> _Input material_
——

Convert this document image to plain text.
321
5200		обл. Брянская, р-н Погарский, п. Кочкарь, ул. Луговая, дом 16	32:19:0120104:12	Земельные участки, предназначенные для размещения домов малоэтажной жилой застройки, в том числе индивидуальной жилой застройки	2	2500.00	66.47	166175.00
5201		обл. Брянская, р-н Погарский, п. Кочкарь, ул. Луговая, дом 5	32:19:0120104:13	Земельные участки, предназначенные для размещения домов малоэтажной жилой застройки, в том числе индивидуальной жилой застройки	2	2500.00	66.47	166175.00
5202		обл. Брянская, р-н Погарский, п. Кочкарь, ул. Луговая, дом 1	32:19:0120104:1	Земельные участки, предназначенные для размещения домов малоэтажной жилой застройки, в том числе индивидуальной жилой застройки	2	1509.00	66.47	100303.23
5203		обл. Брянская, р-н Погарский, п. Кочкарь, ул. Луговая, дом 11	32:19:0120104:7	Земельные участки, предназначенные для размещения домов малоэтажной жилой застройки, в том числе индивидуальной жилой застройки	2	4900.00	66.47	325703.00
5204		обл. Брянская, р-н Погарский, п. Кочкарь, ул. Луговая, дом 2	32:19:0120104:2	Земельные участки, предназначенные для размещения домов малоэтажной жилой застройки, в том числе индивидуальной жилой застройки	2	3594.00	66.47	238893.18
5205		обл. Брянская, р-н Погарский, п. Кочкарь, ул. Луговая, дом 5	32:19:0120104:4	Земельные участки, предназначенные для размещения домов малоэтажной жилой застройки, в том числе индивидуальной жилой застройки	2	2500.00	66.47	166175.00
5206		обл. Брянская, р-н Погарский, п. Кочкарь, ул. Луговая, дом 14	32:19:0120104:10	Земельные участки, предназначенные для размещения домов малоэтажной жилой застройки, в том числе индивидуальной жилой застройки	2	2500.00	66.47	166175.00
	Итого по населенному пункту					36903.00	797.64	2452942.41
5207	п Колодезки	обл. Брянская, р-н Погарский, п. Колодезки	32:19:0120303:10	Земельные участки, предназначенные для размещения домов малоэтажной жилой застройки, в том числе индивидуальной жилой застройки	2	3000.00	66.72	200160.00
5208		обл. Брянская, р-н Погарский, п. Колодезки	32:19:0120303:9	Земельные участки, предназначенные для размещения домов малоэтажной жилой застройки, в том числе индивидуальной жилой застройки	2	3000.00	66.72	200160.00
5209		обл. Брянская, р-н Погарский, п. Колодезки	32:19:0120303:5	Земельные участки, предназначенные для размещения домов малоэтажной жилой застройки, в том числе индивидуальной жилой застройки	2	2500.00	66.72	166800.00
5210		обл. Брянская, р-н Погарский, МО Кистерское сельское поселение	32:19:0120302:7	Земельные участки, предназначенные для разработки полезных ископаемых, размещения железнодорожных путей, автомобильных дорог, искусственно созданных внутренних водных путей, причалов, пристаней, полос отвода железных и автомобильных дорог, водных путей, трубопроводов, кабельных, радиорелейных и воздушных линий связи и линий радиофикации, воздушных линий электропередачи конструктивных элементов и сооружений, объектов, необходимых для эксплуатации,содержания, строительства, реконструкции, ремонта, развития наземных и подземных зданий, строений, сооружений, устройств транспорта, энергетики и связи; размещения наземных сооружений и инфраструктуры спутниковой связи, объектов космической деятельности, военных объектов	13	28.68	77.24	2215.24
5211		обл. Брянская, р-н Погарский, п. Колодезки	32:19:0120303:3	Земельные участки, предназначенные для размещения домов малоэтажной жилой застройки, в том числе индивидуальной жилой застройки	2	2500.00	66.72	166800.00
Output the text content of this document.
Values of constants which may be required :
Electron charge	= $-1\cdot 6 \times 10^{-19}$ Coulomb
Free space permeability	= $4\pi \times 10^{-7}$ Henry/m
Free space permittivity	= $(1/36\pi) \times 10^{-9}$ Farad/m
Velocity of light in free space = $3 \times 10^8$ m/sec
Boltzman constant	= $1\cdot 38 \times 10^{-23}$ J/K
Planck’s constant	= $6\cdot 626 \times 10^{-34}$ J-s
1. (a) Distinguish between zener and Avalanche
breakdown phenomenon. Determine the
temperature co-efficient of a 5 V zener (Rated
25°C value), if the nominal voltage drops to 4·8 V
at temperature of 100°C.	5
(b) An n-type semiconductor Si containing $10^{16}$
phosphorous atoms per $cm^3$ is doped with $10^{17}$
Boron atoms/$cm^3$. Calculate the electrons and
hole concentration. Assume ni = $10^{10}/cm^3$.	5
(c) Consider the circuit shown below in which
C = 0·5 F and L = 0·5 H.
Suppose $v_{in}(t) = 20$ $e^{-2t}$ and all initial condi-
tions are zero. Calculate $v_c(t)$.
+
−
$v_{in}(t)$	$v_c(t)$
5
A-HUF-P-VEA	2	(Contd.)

——

> _What this task involves_
Copy whichever lines in the listing above contain the word "atoms".

> _Result of the exercise_
phosphorous atoms per $cm^3$ is doped with $10^{17}$
Boron atoms/$cm^3$. Calculate the electrons and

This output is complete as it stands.